▶ The task
Show every line that has the string "Business" in it.

--- begin Rows ---

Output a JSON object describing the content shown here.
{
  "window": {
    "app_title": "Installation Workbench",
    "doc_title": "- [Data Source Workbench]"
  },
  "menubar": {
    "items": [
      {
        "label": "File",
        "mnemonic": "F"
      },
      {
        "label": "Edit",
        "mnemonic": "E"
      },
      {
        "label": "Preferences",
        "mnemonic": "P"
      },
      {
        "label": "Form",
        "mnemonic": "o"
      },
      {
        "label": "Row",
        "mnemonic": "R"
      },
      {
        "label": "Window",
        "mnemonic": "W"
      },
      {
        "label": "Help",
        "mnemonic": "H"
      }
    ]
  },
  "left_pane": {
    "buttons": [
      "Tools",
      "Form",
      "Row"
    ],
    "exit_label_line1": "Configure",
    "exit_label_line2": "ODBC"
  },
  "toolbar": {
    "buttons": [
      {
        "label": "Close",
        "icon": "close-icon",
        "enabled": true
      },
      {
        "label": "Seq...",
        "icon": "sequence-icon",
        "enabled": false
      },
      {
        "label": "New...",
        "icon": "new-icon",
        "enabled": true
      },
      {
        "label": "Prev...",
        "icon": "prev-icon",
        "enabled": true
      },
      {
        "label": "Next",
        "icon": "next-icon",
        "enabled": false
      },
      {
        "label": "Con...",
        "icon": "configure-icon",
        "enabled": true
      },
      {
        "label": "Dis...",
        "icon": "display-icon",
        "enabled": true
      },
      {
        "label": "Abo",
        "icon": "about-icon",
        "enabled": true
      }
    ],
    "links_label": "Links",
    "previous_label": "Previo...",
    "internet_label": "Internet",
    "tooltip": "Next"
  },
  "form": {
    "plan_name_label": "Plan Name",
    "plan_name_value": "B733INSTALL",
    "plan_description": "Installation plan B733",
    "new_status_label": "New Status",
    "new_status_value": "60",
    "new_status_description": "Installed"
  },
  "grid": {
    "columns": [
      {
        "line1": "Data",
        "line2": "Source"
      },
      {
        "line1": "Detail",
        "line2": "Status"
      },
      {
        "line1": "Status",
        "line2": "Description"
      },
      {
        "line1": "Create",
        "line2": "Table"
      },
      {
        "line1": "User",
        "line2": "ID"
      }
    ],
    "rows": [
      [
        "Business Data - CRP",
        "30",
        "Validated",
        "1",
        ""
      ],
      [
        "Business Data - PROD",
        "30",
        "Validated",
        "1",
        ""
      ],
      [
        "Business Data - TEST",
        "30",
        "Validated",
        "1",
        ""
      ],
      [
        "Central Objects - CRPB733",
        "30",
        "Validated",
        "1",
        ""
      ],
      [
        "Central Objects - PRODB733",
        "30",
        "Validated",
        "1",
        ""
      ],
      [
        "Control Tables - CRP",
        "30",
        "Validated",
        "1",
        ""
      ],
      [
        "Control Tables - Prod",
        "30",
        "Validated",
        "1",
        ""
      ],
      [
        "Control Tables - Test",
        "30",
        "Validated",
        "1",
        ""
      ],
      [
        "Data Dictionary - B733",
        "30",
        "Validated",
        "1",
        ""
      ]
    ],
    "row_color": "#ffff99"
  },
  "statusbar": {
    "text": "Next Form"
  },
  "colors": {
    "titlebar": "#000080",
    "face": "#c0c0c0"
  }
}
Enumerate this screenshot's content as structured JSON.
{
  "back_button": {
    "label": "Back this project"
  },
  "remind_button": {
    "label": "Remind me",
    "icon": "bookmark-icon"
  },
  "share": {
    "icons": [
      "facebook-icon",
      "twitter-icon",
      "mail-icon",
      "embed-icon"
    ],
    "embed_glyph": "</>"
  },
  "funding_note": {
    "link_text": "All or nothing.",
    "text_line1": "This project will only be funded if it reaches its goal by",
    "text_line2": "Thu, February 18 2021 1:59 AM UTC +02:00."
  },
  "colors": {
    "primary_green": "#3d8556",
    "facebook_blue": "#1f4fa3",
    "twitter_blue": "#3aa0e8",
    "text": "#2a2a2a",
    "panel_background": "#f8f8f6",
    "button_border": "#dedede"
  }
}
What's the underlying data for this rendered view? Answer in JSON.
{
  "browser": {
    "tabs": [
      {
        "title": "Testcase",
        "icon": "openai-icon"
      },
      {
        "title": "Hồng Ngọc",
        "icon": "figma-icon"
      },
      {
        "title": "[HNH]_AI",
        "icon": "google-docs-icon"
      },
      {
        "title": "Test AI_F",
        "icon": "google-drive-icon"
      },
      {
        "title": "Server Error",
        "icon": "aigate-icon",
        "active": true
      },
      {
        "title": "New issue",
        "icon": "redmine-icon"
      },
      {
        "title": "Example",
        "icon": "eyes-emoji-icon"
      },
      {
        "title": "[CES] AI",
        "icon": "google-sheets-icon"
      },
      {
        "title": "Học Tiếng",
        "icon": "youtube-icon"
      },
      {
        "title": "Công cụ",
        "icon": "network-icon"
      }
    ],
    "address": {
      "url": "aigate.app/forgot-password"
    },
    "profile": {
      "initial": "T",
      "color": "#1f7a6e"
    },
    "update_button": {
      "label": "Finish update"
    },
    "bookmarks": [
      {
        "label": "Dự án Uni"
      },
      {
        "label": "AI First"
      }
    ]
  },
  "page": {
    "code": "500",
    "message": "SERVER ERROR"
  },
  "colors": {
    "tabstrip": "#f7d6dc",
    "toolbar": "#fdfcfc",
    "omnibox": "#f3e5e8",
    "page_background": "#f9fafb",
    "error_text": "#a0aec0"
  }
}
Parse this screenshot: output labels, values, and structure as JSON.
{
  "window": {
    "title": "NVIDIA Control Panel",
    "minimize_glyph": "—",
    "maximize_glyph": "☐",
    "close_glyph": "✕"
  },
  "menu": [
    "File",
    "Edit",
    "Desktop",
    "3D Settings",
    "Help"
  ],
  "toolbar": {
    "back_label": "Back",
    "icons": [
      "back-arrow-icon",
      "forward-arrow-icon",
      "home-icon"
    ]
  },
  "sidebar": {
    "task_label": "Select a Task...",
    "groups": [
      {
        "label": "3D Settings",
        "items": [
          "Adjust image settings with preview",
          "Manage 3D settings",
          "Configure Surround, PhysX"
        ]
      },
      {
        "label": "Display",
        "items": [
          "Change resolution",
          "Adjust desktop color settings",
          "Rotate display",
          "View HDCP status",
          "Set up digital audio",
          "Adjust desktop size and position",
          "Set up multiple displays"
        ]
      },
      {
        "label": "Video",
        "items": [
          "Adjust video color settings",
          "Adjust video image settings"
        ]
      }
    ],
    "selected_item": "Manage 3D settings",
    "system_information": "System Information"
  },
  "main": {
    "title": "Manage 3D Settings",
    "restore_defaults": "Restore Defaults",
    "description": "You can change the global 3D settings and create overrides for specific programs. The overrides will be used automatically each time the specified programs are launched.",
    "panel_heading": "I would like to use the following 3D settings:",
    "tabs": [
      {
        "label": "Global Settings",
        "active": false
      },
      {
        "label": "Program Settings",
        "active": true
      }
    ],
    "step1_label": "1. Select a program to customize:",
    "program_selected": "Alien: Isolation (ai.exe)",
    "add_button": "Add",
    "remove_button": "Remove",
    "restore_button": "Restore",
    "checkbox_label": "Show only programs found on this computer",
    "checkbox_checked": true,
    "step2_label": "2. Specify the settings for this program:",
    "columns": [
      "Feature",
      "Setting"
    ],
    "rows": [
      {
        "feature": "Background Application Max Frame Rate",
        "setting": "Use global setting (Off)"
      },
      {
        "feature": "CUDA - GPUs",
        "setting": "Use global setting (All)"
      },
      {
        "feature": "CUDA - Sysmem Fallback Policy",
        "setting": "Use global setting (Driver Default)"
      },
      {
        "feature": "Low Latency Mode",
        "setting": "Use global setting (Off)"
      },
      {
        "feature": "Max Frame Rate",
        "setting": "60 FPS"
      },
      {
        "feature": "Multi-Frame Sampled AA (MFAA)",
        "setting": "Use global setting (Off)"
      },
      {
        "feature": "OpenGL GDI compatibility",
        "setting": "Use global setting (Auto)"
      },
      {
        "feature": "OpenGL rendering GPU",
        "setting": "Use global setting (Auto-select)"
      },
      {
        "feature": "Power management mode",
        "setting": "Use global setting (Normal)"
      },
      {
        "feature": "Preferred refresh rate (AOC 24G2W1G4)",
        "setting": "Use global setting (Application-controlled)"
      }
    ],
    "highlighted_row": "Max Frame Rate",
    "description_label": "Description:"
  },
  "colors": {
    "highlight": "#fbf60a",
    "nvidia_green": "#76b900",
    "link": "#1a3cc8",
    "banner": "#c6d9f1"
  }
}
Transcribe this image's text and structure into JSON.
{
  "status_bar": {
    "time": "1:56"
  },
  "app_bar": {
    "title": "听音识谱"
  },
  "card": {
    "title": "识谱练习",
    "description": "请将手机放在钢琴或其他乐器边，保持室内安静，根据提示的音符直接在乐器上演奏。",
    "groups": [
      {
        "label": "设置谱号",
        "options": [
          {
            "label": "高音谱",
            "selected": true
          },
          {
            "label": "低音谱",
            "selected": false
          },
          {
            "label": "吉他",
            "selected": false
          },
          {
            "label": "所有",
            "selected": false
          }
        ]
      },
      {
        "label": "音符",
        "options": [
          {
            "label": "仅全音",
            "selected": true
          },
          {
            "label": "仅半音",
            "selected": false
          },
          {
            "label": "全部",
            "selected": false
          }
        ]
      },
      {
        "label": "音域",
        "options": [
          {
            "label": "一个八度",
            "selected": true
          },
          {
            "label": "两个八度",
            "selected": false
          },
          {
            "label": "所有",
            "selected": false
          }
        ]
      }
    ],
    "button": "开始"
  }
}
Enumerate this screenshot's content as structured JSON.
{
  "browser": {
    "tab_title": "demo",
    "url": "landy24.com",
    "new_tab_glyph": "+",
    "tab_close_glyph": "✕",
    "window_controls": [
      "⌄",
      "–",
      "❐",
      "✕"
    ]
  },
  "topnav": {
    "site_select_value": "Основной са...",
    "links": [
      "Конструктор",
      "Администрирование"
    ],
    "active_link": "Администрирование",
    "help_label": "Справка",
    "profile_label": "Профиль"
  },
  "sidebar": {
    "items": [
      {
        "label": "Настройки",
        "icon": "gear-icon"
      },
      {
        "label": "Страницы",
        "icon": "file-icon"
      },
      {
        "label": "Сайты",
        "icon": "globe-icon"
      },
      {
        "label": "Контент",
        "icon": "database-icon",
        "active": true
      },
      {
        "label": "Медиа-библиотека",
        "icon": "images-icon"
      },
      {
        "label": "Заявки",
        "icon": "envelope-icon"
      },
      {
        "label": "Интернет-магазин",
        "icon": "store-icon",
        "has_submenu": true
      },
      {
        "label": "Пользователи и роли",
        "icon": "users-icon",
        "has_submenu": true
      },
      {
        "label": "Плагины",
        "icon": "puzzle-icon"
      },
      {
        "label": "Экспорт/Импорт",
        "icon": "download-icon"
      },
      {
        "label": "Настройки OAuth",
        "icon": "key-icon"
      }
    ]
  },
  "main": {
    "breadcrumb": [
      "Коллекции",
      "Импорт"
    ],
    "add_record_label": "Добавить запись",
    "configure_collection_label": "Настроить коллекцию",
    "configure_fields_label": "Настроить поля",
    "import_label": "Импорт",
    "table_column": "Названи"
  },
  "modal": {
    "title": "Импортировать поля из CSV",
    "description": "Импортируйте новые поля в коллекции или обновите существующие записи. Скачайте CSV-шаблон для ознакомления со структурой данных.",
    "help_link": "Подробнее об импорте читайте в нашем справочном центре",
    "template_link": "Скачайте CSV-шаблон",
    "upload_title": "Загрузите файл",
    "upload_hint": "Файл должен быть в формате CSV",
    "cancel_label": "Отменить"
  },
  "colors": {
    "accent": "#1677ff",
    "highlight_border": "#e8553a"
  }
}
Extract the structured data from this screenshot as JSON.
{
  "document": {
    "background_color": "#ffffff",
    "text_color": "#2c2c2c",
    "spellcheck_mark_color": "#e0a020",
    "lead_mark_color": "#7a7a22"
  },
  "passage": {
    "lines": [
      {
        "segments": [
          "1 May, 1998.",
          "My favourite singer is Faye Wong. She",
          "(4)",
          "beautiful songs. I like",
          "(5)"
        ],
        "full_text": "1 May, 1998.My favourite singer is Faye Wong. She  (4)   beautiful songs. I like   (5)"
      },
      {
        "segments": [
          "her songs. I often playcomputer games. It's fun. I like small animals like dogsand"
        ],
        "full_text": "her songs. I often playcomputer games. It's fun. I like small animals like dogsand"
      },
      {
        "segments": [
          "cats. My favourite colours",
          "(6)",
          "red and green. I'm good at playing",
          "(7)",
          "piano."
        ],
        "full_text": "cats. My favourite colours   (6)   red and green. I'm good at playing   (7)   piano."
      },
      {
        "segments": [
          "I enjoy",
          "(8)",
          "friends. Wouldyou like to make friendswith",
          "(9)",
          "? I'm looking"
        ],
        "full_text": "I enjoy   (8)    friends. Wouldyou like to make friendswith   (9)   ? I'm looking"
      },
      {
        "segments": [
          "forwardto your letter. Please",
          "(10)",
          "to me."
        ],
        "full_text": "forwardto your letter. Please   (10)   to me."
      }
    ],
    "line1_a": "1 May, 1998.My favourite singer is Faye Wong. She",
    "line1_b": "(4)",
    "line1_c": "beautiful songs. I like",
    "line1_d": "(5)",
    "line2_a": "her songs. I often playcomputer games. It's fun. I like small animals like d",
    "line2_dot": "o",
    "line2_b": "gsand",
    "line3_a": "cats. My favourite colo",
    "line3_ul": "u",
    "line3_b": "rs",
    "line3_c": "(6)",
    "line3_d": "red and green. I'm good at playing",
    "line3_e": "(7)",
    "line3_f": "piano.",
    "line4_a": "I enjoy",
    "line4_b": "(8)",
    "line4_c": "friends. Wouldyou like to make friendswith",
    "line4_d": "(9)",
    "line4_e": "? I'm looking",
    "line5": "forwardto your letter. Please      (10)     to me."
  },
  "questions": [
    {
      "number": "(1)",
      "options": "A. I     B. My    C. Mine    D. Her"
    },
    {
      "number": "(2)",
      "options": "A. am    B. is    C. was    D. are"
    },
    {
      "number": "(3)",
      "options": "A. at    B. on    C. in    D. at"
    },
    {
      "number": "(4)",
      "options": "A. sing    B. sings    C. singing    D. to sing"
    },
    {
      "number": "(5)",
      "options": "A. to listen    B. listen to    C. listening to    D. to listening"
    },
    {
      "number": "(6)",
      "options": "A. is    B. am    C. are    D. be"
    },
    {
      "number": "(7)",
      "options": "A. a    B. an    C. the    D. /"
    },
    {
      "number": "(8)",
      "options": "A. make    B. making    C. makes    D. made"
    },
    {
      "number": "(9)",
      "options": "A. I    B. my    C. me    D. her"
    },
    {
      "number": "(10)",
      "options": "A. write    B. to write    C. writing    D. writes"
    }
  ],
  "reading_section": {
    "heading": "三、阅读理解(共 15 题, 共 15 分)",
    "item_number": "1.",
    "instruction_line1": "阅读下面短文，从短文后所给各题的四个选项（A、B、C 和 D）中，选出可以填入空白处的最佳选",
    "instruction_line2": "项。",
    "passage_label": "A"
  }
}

--- end Rows ---

▶ Problem solution
        "Business Data - CRP",
        "Business Data - PROD",
        "Business Data - TEST",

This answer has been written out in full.